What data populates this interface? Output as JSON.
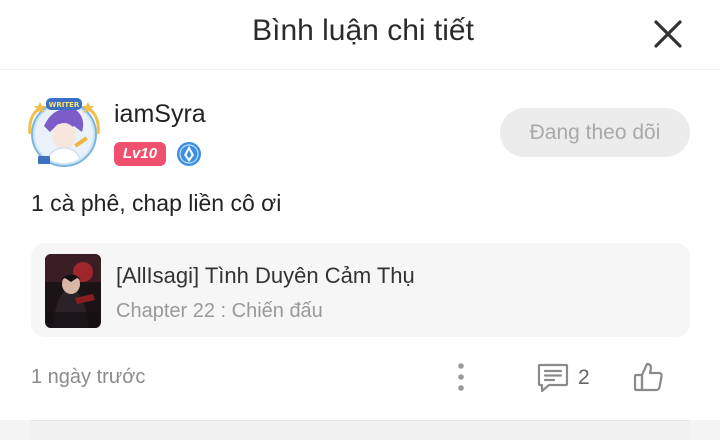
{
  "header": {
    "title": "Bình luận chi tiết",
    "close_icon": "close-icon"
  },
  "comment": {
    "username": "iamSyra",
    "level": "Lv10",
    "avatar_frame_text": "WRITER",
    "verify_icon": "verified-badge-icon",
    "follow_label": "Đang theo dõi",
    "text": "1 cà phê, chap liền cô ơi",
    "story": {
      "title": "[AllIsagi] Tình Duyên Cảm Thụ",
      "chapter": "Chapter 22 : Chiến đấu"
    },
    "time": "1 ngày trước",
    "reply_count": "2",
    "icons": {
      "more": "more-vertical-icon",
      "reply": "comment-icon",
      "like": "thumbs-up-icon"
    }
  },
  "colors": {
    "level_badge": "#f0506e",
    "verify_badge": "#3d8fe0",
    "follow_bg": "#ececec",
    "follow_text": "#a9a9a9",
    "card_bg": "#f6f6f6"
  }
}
*****
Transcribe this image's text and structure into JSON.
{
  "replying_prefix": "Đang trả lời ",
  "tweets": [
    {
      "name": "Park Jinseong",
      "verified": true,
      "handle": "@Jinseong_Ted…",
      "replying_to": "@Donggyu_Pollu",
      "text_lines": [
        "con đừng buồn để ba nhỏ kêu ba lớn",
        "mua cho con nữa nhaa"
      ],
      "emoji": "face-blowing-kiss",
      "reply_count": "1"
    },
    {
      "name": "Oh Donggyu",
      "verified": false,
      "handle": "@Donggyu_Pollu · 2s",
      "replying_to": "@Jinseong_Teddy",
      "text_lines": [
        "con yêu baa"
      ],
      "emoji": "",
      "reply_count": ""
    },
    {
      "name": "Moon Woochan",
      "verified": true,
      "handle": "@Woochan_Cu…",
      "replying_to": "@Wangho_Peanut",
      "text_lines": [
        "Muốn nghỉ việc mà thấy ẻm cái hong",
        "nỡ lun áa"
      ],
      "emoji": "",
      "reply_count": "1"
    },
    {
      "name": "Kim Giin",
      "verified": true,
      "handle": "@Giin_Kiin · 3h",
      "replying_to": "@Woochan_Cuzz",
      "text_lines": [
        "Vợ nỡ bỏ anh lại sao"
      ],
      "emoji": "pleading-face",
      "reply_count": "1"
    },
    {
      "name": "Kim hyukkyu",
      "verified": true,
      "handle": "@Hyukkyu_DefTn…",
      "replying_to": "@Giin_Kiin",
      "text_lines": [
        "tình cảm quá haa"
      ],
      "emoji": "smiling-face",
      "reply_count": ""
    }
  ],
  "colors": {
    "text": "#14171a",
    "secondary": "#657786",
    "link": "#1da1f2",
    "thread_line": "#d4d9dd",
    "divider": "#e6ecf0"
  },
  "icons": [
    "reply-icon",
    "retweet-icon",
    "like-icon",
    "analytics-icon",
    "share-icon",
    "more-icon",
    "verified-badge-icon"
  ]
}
*****
What is the number of lines in the records that contain the string "title"? Give only that number.

ANSWER
2